▶ _DIRECTION_:
Go through the material below and copy each line where the word "title" appears.

>> start

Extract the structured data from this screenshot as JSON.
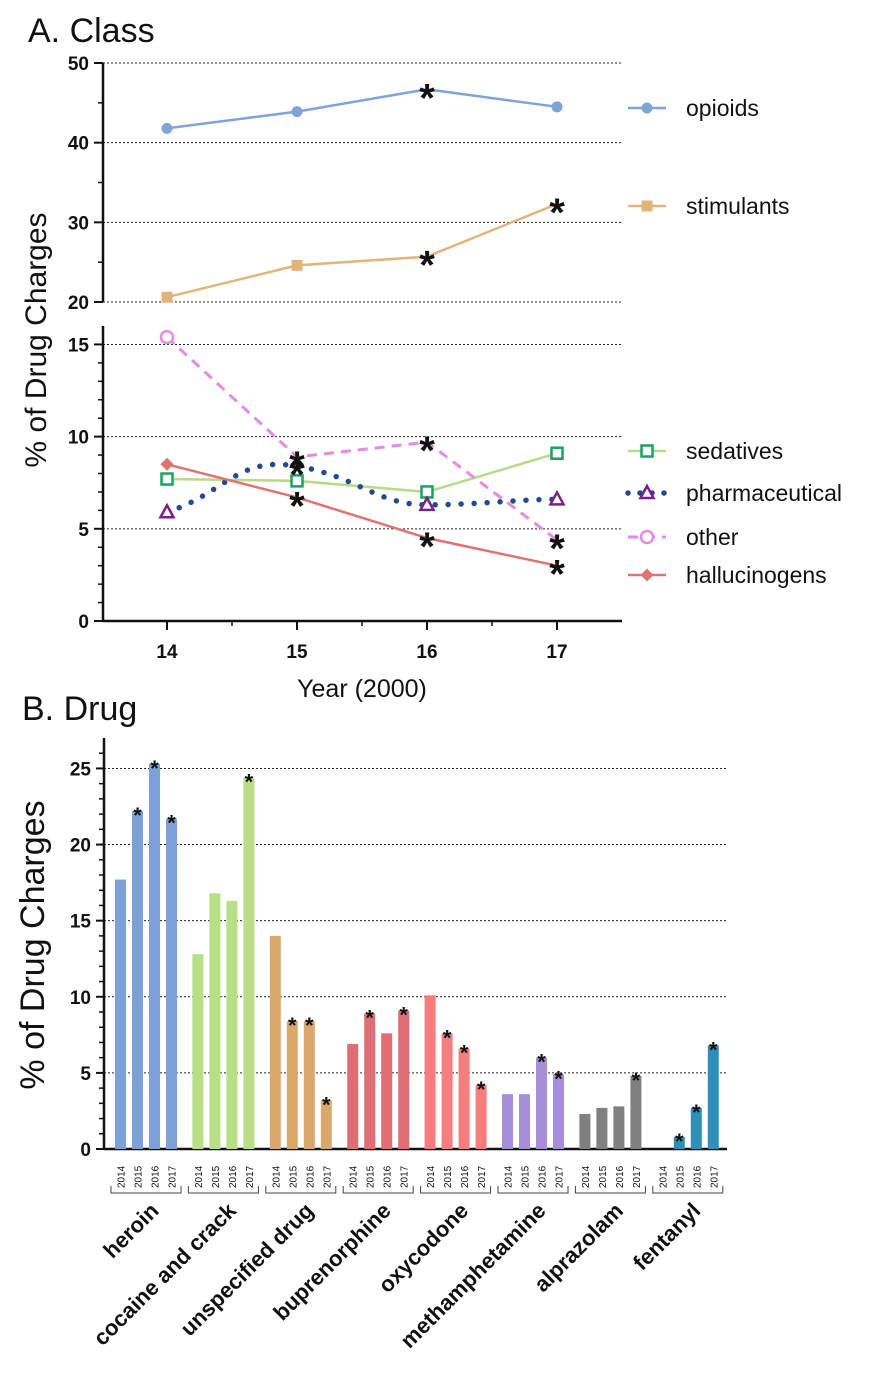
{
  "chart_data": [
    {
      "type": "line",
      "title": "A.  Class",
      "xlabel": "Year (2000)",
      "ylabel": "% of Drug Charges",
      "x": [
        14,
        15,
        16,
        17
      ],
      "xticks": [
        "14",
        "15",
        "16",
        "17"
      ],
      "ylim_upper": [
        20,
        50
      ],
      "ylim_lower": [
        0,
        16
      ],
      "yticks_upper": [
        "20",
        "30",
        "40",
        "50"
      ],
      "yticks_lower": [
        "0",
        "5",
        "10",
        "15"
      ],
      "grid": "horizontal dotted",
      "legend_placement": "right",
      "significance_marker": "*",
      "series": [
        {
          "name": "opioids",
          "values": [
            41.8,
            43.9,
            46.7,
            44.5
          ],
          "color": "#7ea4d8",
          "marker": "circle",
          "dash": "solid",
          "starred": [
            false,
            false,
            true,
            false
          ],
          "panel": "upper"
        },
        {
          "name": "stimulants",
          "values": [
            20.6,
            24.6,
            25.7,
            32.3
          ],
          "color": "#e0b57a",
          "marker": "square",
          "dash": "solid",
          "starred": [
            false,
            false,
            true,
            true
          ],
          "panel": "upper"
        },
        {
          "name": "sedatives",
          "values": [
            7.7,
            7.6,
            7.0,
            9.1
          ],
          "color": "#b6d98a",
          "marker": "open-square",
          "marker_color": "#1aa260",
          "dash": "solid",
          "starred": [
            false,
            false,
            false,
            false
          ],
          "panel": "lower"
        },
        {
          "name": "pharmaceutical",
          "values": [
            5.9,
            8.4,
            6.3,
            6.6
          ],
          "color": "#234a8e",
          "marker": "open-triangle",
          "marker_color": "#7a1f8c",
          "dash": "dotted",
          "starred": [
            false,
            true,
            false,
            false
          ],
          "panel": "lower"
        },
        {
          "name": "other",
          "values": [
            15.4,
            8.9,
            9.7,
            4.4
          ],
          "color": "#e38ce3",
          "marker": "open-circle",
          "dash": "dashed",
          "starred": [
            false,
            true,
            true,
            true
          ],
          "panel": "lower"
        },
        {
          "name": "hallucinogens",
          "values": [
            8.5,
            6.7,
            4.5,
            3.0
          ],
          "color": "#e07272",
          "marker": "diamond",
          "dash": "solid",
          "starred": [
            false,
            true,
            true,
            true
          ],
          "panel": "lower"
        }
      ]
    },
    {
      "type": "bar",
      "title": "B. Drug",
      "ylabel": "% of Drug Charges",
      "ylim": [
        0,
        27
      ],
      "yticks": [
        "0",
        "5",
        "10",
        "15",
        "20",
        "25"
      ],
      "grid": "horizontal dotted",
      "years": [
        "2014",
        "2015",
        "2016",
        "2017"
      ],
      "significance_marker": "*",
      "groups": [
        {
          "name": "heroin",
          "values": [
            17.7,
            22.2,
            25.3,
            21.7
          ],
          "starred": [
            false,
            true,
            true,
            true
          ],
          "color": "#7ea0d8"
        },
        {
          "name": "cocaine and crack",
          "values": [
            12.8,
            16.8,
            16.3,
            24.4
          ],
          "starred": [
            false,
            false,
            false,
            true
          ],
          "color": "#b8de86"
        },
        {
          "name": "unspecified drug",
          "values": [
            14.0,
            8.4,
            8.4,
            3.2
          ],
          "starred": [
            false,
            true,
            true,
            true
          ],
          "color": "#dba86c"
        },
        {
          "name": "buprenorphine",
          "values": [
            6.9,
            8.9,
            7.6,
            9.1
          ],
          "starred": [
            false,
            true,
            false,
            true
          ],
          "color": "#df6f74"
        },
        {
          "name": "oxycodone",
          "values": [
            10.1,
            7.6,
            6.6,
            4.2
          ],
          "starred": [
            false,
            true,
            true,
            true
          ],
          "color": "#f57d7d"
        },
        {
          "name": "methamphetamine",
          "values": [
            3.6,
            3.6,
            6.0,
            4.9
          ],
          "starred": [
            false,
            false,
            true,
            true
          ],
          "color": "#a68ed8"
        },
        {
          "name": "alprazolam",
          "values": [
            2.3,
            2.7,
            2.8,
            4.8
          ],
          "starred": [
            false,
            false,
            false,
            true
          ],
          "color": "#808080"
        },
        {
          "name": "fentanyl",
          "values": [
            0.0,
            0.8,
            2.7,
            6.8
          ],
          "starred": [
            false,
            true,
            true,
            true
          ],
          "color": "#2f8fb8"
        }
      ]
    }
  ]
}
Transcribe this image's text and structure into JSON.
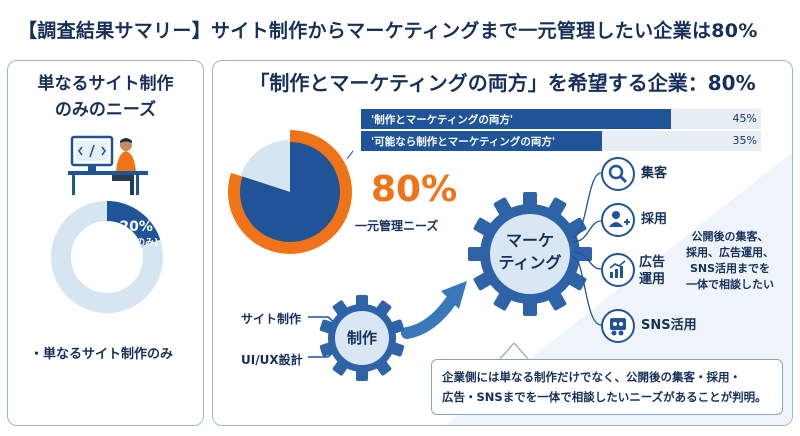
{
  "title": "【調査結果サマリー】サイト制作からマーケティングまで一元管理したい企業は80%",
  "left_panel": {
    "heading_line1": "単なるサイト制作",
    "heading_line2": "のみのニーズ",
    "donut_pct": "20%",
    "donut_sub": "(制作のみ)",
    "donut_value": 20,
    "note": "・単なるサイト制作のみ"
  },
  "right_panel": {
    "heading": "「制作とマーケティングの両方」を希望する企業：80%",
    "bars": [
      {
        "label": "'制作とマーケティングの両方'",
        "pct_text": "45%",
        "value": 45
      },
      {
        "label": "'可能なら制作とマーケティングの両方'",
        "pct_text": "35%",
        "value": 35
      }
    ],
    "pie_value": 80,
    "big_pct": "80%",
    "big_sub": "一元管理ニーズ",
    "gear_small_label": "制作",
    "gear_big_label_1": "マーケ",
    "gear_big_label_2": "ティング",
    "input_1": "サイト制作",
    "input_2": "UI/UX設計",
    "services": [
      {
        "label1": "集客",
        "label2": "",
        "icon": "search-icon"
      },
      {
        "label1": "採用",
        "label2": "",
        "icon": "person-add-icon"
      },
      {
        "label1": "広告",
        "label2": "運用",
        "icon": "chart-up-icon"
      },
      {
        "label1": "SNS活用",
        "label2": "",
        "icon": "sns-icon"
      }
    ],
    "side_note": [
      "公開後の集客、",
      "採用、広告運用、",
      "SNS活用までを",
      "一体で相談したい"
    ],
    "conclusion_1": "企業側には単なる制作だけでなく、公開後の集客・採用・",
    "conclusion_2": "広告・SNSまでを一体で相談したいニーズがあることが判明。"
  },
  "colors": {
    "navy": "#1f5498",
    "orange": "#f07417",
    "light": "#cfe0ef",
    "text": "#17305a"
  }
}
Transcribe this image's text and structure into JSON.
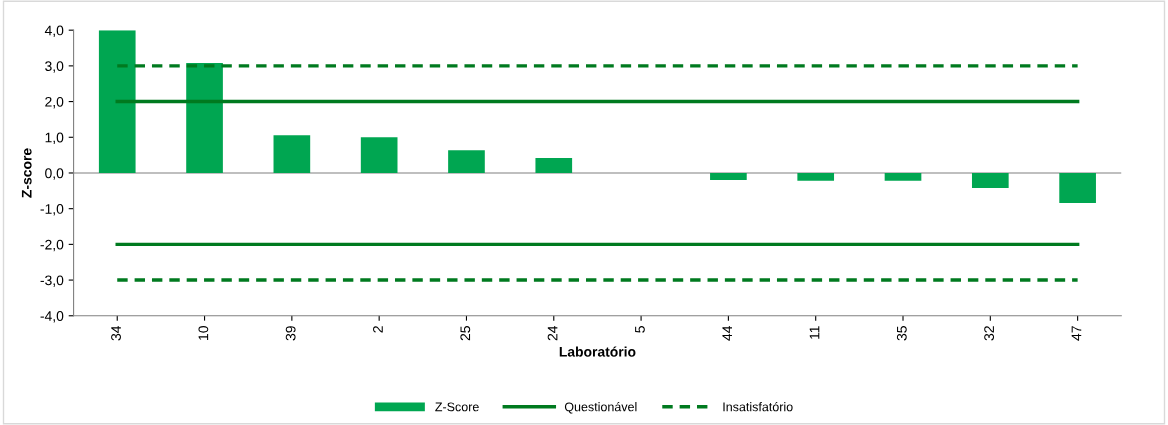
{
  "chart_data": {
    "type": "bar",
    "xlabel": "Laboratório",
    "ylabel": "Z-score",
    "categories": [
      "34",
      "10",
      "39",
      "2",
      "25",
      "24",
      "5",
      "44",
      "11",
      "35",
      "32",
      "47"
    ],
    "series": [
      {
        "name": "Z-Score",
        "color": "#00a651",
        "values": [
          4.0,
          3.08,
          1.06,
          1.0,
          0.64,
          0.42,
          0,
          -0.2,
          -0.22,
          -0.22,
          -0.42,
          -0.84
        ]
      },
      {
        "name": "Questionável",
        "type": "line",
        "color": "#007a1f",
        "line_style": "solid",
        "values": [
          2,
          2,
          2,
          2,
          2,
          2,
          2,
          2,
          2,
          2,
          2,
          2
        ]
      },
      {
        "type": "line",
        "color": "#007a1f",
        "line_style": "solid",
        "values": [
          -2,
          -2,
          -2,
          -2,
          -2,
          -2,
          -2,
          -2,
          -2,
          -2,
          -2,
          -2
        ]
      },
      {
        "name": "Insatisfatório",
        "type": "line",
        "color": "#007a1f",
        "line_style": "dashed",
        "values": [
          3,
          3,
          3,
          3,
          3,
          3,
          3,
          3,
          3,
          3,
          3,
          3
        ]
      },
      {
        "type": "line",
        "color": "#007a1f",
        "line_style": "dashed",
        "values": [
          -3,
          -3,
          -3,
          -3,
          -3,
          -3,
          -3,
          -3,
          -3,
          -3,
          -3,
          -3
        ]
      }
    ],
    "ylim": [
      -4,
      4
    ],
    "yticks": [
      {
        "value": -4,
        "label": "-4,0"
      },
      {
        "value": -3,
        "label": "-3,0"
      },
      {
        "value": -2,
        "label": "-2,0"
      },
      {
        "value": -1,
        "label": "-1,0"
      },
      {
        "value": 0,
        "label": "0,0"
      },
      {
        "value": 1,
        "label": "1,0"
      },
      {
        "value": 2,
        "label": "2,0"
      },
      {
        "value": 3,
        "label": "3,0"
      },
      {
        "value": 4,
        "label": "4,0"
      }
    ],
    "ref_lines": [
      {
        "axis": "y",
        "value": 0,
        "color": "#808080",
        "line_style": "solid"
      }
    ],
    "grid": false,
    "legend": "bottom"
  }
}
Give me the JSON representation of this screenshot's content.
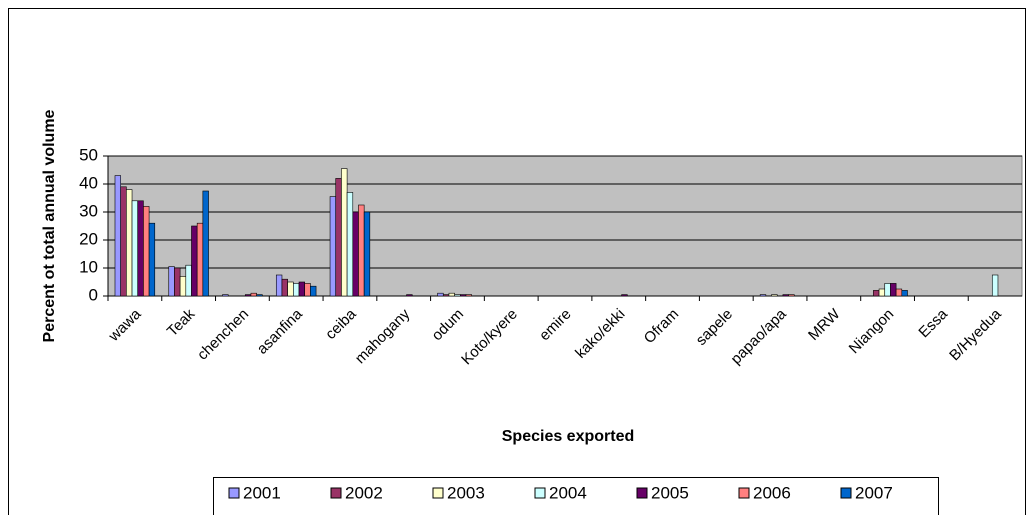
{
  "chart_data": {
    "type": "bar",
    "y_label": "Percent ot total annual volume",
    "x_label": "Species exported",
    "categories": [
      "wawa",
      "Teak",
      "chenchen",
      "asanfina",
      "ceiba",
      "mahogany",
      "odum",
      "Koto/kyere",
      "emire",
      "kako/ekki",
      "Ofram",
      "sapele",
      "papao/apa",
      "MRW",
      "Niangon",
      "Essa",
      "B/Hyedua"
    ],
    "series": [
      {
        "name": "2001",
        "color": "#9999ff",
        "values": [
          43,
          10.5,
          0.5,
          7.5,
          35.5,
          0,
          1,
          0,
          0,
          0,
          0,
          0,
          0.5,
          0,
          0,
          0,
          0
        ]
      },
      {
        "name": "2002",
        "color": "#993366",
        "values": [
          39,
          10,
          0,
          6,
          42,
          0,
          0.5,
          0,
          0,
          0,
          0,
          0,
          0,
          0,
          2,
          0,
          0
        ]
      },
      {
        "name": "2003",
        "color": "#ffffcc",
        "values": [
          38,
          7,
          0,
          5,
          45.5,
          0,
          1,
          0,
          0,
          0,
          0,
          0,
          0.5,
          0,
          2.5,
          0,
          0
        ]
      },
      {
        "name": "2004",
        "color": "#ccffff",
        "values": [
          34,
          11,
          0,
          4.5,
          37,
          0,
          0.5,
          0,
          0,
          0,
          0,
          0,
          0,
          0,
          4.5,
          0,
          7.5
        ]
      },
      {
        "name": "2005",
        "color": "#660066",
        "values": [
          34,
          25,
          0.5,
          5,
          30,
          0.5,
          0.5,
          0,
          0,
          0.5,
          0,
          0,
          0.5,
          0,
          4.5,
          0,
          0
        ]
      },
      {
        "name": "2006",
        "color": "#ff8080",
        "values": [
          32,
          26,
          1,
          4.5,
          32.5,
          0,
          0.5,
          0,
          0,
          0,
          0,
          0,
          0.5,
          0,
          2.5,
          0,
          0
        ]
      },
      {
        "name": "2007",
        "color": "#0066cc",
        "values": [
          26,
          37.5,
          0.5,
          3.5,
          30,
          0,
          0,
          0,
          0,
          0,
          0,
          0,
          0,
          0,
          2,
          0,
          0
        ]
      }
    ],
    "ylim": [
      0,
      50
    ],
    "yticks": [
      0,
      10,
      20,
      30,
      40,
      50
    ],
    "grid": true,
    "plot_background": "#c0c0c0",
    "legend": "bottom"
  }
}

>> end

▶ _WRITTEN RESPONSE_:
      "title": "A.  Class",
      "title": "B. Drug",
  "title": "【調査結果サマリー】サイト制作からマーケティングまで一元管理したい企業は80%",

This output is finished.